- Task statement:
Copy each line of the data below with the word "alcobaca".
[START]
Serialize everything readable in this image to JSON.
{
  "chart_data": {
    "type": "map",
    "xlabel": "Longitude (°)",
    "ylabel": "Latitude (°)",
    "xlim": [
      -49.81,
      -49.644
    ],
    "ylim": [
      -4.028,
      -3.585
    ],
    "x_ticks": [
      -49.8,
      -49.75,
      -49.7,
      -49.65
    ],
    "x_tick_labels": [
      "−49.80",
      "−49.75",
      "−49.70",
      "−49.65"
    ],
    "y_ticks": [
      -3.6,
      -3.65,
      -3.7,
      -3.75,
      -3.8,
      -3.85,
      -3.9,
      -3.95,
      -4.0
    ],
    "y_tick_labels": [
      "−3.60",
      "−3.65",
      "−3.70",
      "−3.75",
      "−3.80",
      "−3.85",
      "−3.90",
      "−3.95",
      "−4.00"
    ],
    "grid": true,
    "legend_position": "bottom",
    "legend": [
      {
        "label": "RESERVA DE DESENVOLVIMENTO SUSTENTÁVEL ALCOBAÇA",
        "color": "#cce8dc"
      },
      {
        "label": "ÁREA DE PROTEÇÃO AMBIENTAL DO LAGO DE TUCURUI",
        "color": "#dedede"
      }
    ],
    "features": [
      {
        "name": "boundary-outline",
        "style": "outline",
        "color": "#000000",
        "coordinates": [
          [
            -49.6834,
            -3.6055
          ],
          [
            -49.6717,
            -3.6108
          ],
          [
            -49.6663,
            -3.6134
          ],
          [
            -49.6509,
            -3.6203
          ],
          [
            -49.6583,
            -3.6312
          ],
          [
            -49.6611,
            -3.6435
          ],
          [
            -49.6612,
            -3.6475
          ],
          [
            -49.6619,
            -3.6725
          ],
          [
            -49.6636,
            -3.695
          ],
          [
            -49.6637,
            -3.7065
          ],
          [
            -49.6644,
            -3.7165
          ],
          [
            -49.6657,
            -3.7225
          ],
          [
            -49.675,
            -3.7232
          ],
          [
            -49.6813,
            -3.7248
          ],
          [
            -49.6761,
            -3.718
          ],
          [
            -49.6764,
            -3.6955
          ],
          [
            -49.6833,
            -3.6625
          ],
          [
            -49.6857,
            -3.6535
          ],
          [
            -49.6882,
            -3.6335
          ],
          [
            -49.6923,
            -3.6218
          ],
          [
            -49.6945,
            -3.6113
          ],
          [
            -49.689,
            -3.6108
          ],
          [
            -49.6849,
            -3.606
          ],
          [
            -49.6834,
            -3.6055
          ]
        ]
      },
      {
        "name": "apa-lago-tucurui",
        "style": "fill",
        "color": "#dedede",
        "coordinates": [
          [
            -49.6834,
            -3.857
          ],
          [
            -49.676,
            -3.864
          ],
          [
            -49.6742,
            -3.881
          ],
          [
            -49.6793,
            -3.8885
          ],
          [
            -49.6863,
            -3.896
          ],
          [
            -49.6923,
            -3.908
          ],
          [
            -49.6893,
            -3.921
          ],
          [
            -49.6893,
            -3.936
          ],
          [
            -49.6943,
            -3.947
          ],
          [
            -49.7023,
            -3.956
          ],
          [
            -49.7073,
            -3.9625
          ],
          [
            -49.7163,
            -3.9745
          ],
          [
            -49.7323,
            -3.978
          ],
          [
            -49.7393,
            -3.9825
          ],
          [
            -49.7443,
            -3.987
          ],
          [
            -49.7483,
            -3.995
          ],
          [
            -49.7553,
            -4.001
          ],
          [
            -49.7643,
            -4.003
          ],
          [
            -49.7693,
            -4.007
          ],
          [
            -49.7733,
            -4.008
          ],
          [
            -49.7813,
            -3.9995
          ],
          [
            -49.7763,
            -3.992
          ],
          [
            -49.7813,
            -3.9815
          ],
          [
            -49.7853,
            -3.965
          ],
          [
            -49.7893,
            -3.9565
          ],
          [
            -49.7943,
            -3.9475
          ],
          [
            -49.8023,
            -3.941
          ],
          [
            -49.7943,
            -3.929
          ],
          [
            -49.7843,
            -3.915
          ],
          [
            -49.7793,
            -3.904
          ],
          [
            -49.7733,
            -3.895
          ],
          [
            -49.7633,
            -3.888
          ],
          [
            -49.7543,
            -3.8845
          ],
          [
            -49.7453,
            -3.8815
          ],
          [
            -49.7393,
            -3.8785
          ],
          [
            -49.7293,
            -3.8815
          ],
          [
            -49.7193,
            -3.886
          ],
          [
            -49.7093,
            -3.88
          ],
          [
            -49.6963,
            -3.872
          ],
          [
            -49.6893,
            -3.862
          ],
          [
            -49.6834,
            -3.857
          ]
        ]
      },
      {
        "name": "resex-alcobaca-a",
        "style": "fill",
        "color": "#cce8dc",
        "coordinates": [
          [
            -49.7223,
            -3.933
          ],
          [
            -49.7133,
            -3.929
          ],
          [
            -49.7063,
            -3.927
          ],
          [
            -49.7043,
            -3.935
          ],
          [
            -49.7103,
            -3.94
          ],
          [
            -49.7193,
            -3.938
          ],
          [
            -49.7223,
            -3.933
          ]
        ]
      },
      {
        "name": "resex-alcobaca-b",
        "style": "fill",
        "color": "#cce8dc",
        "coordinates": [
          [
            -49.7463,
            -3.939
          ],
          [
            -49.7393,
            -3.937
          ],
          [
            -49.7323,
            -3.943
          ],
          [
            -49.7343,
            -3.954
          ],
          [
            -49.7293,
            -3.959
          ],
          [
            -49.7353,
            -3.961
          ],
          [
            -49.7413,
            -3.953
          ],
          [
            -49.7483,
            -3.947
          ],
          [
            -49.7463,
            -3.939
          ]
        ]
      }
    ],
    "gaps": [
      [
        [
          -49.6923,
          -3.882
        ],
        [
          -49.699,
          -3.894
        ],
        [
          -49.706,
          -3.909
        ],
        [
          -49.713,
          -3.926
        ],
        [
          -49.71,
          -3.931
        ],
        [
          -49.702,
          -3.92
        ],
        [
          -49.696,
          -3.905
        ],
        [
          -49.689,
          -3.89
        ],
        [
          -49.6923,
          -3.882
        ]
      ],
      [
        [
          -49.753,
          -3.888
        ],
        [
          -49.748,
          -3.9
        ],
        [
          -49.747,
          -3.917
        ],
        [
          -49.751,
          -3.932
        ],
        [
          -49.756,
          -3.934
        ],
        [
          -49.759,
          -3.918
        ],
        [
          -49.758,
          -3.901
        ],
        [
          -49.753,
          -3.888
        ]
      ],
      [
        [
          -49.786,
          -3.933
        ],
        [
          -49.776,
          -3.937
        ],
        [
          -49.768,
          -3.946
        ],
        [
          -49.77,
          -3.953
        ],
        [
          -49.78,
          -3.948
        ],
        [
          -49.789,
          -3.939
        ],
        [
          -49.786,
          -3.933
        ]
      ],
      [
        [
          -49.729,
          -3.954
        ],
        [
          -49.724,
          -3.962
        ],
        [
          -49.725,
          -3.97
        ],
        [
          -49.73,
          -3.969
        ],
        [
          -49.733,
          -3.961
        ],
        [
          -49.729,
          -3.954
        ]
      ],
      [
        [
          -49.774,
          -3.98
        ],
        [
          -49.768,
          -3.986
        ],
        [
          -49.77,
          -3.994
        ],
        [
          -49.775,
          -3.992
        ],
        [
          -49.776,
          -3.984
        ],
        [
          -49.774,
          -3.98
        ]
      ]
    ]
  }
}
[END]
- Answer to this exercise:
        "name": "resex-alcobaca-a",
        "name": "resex-alcobaca-b",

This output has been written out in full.